======== EXTRACTED MATERIAL

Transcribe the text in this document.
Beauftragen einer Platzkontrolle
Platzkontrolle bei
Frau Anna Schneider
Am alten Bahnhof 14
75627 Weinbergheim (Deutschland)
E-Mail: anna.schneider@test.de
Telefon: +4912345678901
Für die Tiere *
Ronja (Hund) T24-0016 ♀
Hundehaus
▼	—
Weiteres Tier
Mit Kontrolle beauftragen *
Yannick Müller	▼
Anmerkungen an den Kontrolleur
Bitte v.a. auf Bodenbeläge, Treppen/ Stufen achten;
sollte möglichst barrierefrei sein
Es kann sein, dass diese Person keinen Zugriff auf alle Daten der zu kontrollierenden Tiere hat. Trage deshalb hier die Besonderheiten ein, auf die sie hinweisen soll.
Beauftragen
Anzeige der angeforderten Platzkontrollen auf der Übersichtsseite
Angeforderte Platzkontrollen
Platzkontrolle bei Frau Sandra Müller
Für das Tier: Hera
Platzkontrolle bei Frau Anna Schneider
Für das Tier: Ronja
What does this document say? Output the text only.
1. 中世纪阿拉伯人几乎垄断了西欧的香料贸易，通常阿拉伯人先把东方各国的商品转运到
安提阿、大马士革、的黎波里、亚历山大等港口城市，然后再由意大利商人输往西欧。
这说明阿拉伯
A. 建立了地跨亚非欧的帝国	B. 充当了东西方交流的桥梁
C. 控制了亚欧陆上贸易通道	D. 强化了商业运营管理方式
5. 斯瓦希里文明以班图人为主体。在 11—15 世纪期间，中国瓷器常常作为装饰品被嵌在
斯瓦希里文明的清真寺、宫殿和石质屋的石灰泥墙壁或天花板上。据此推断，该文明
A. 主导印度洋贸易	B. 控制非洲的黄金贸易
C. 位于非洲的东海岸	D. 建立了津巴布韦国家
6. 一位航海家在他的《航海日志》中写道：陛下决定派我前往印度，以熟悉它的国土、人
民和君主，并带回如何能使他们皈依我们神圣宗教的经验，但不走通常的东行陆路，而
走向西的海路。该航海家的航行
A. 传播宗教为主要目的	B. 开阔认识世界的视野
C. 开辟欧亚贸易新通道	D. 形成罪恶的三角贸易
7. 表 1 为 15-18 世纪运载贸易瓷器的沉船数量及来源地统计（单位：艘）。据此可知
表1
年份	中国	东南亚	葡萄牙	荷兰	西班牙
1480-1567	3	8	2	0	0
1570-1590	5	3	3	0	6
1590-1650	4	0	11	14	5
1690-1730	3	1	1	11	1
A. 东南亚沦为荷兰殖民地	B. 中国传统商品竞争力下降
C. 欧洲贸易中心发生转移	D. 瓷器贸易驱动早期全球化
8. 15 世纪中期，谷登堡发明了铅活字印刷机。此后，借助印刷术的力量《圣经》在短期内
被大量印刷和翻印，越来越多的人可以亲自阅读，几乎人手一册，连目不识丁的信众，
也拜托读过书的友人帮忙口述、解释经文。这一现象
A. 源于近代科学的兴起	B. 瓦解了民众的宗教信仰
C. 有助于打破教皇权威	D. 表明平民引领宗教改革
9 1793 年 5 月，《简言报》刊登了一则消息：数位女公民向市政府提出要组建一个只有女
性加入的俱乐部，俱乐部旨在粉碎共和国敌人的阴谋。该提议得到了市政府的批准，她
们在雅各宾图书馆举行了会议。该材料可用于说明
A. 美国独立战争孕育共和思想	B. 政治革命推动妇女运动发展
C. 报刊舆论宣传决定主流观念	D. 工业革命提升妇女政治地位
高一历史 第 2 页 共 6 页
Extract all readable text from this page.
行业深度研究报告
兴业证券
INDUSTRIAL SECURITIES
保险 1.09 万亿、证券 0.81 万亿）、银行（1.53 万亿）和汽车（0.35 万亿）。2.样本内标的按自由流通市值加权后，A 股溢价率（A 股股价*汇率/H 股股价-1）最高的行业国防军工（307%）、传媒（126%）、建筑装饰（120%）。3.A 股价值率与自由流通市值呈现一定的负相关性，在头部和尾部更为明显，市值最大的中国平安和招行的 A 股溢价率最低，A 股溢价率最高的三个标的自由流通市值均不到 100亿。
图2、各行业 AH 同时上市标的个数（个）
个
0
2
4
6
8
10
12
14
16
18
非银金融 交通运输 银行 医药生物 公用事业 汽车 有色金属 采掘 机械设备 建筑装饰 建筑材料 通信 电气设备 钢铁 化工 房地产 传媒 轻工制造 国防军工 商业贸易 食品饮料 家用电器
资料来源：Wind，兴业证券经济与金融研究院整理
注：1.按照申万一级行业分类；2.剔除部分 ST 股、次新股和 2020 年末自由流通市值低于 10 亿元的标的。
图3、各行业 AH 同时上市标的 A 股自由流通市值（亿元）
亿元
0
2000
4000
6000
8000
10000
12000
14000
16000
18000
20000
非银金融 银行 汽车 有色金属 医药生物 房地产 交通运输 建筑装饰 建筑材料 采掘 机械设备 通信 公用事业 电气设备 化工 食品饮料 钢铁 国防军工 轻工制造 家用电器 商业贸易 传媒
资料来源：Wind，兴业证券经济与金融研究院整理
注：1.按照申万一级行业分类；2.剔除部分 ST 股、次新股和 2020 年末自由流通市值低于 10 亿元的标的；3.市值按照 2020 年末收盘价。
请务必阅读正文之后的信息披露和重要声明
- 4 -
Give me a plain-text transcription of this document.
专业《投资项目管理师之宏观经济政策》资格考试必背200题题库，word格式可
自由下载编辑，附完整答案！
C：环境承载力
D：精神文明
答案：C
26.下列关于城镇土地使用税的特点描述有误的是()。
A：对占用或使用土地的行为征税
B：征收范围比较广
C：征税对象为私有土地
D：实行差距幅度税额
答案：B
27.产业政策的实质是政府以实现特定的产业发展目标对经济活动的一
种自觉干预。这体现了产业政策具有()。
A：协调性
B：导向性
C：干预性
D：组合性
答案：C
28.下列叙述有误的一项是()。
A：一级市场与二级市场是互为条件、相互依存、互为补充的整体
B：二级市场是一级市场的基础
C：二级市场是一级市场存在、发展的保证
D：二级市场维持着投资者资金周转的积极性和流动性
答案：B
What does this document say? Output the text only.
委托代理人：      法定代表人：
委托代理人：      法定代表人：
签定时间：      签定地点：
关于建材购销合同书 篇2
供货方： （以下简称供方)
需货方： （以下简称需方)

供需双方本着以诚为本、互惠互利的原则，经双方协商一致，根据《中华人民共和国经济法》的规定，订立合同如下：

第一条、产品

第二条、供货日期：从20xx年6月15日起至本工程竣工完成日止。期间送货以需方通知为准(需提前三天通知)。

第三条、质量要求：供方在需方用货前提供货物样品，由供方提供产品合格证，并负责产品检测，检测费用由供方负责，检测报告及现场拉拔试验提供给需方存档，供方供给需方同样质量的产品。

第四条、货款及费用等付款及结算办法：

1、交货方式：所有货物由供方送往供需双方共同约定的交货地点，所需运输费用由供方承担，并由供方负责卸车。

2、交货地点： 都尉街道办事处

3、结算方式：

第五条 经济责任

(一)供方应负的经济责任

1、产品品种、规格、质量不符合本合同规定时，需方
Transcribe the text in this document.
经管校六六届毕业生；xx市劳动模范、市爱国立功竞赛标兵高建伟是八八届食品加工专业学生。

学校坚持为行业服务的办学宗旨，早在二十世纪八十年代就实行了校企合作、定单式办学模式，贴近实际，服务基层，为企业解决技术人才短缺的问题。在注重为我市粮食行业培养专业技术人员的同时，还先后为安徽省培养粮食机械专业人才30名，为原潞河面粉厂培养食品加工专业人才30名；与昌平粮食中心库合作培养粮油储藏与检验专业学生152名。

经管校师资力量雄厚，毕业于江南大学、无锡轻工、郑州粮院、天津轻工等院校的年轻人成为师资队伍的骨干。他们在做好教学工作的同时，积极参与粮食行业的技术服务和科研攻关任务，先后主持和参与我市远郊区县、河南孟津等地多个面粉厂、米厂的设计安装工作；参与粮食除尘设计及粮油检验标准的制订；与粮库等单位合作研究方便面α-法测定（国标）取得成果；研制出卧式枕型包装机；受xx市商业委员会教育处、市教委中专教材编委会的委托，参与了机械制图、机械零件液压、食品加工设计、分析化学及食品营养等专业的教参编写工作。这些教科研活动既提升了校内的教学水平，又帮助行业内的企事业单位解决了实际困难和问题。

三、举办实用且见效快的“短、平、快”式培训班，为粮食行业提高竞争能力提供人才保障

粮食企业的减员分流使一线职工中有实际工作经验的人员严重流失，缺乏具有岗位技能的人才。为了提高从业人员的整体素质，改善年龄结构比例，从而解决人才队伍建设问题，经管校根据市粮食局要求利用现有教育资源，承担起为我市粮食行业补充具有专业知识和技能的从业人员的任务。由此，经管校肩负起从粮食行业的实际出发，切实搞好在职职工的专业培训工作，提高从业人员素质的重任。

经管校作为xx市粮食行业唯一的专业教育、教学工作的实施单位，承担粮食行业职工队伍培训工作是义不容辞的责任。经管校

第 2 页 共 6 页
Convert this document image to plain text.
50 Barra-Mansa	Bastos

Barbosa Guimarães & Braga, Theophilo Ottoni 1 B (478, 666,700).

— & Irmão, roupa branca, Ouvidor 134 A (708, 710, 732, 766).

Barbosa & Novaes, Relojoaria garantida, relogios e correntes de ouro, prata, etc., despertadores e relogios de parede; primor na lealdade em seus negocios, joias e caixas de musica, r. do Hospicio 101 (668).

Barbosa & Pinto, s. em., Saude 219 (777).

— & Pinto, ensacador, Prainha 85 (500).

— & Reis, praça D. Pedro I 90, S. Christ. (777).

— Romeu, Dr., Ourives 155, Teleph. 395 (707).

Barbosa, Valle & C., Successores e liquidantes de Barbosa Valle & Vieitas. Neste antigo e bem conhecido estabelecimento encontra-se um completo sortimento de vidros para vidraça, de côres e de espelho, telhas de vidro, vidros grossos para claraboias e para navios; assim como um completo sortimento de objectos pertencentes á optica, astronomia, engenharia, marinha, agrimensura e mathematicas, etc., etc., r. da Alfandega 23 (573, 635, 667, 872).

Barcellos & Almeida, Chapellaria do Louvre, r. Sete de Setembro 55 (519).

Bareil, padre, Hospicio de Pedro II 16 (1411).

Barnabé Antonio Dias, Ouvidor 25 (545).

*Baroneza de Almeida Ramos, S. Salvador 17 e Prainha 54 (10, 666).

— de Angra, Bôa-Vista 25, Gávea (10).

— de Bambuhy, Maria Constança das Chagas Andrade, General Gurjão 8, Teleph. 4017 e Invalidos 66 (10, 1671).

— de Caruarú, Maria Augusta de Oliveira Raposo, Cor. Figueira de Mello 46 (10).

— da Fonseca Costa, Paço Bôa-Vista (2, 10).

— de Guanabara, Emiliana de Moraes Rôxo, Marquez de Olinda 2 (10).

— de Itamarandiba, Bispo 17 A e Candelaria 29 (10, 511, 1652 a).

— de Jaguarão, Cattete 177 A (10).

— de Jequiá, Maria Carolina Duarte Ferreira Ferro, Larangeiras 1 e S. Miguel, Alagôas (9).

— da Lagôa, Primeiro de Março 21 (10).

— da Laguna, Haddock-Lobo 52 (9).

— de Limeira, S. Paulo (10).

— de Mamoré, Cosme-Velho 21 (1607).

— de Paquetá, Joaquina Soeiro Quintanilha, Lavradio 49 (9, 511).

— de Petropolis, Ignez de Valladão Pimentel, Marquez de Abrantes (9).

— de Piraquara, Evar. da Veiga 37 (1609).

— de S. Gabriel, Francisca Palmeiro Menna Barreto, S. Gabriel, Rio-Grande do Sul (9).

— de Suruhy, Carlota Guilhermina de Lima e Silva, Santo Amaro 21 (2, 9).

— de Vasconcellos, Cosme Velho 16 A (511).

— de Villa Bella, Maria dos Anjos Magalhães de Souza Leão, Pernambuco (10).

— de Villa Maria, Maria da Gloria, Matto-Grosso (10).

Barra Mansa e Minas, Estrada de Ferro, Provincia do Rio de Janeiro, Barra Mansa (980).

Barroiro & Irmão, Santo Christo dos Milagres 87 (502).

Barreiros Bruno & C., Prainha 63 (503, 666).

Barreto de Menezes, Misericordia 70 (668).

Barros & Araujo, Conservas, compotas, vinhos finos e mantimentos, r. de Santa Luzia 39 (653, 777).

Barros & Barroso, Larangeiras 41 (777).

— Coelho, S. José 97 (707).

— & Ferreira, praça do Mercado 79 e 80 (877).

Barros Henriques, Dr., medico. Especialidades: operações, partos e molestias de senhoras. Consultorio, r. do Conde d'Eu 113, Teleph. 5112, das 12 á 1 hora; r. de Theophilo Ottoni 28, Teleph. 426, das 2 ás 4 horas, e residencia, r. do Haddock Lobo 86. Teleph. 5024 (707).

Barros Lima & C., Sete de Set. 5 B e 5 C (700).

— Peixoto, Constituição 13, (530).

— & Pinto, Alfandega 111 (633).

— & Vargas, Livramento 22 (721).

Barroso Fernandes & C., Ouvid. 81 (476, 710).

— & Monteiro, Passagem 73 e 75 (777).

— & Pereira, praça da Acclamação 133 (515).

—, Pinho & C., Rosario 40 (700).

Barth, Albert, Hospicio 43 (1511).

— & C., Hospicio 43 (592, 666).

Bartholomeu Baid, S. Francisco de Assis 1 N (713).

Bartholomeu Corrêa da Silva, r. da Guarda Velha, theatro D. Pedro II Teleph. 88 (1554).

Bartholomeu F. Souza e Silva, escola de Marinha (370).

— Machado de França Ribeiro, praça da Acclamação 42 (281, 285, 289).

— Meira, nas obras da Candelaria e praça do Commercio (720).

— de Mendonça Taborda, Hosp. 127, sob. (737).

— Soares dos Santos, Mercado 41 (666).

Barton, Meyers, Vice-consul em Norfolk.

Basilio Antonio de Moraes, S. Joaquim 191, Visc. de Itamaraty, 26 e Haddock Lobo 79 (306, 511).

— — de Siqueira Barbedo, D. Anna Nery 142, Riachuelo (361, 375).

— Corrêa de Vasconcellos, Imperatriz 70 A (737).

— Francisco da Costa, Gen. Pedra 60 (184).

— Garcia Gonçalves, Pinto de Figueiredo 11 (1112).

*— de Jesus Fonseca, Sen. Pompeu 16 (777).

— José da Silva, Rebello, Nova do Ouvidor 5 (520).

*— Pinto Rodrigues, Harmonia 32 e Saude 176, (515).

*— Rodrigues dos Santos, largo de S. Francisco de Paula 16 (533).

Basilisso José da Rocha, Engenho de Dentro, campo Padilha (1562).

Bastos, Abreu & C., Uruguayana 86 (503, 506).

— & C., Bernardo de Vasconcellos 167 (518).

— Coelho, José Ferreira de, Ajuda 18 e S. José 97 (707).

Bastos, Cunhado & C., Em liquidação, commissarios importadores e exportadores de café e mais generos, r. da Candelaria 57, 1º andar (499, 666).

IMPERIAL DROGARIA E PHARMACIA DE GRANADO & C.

================

WORK TO BE COMPLETED
Provide solely the number of lines in the data that include the word "有色金属".

ANSWER BELOW
2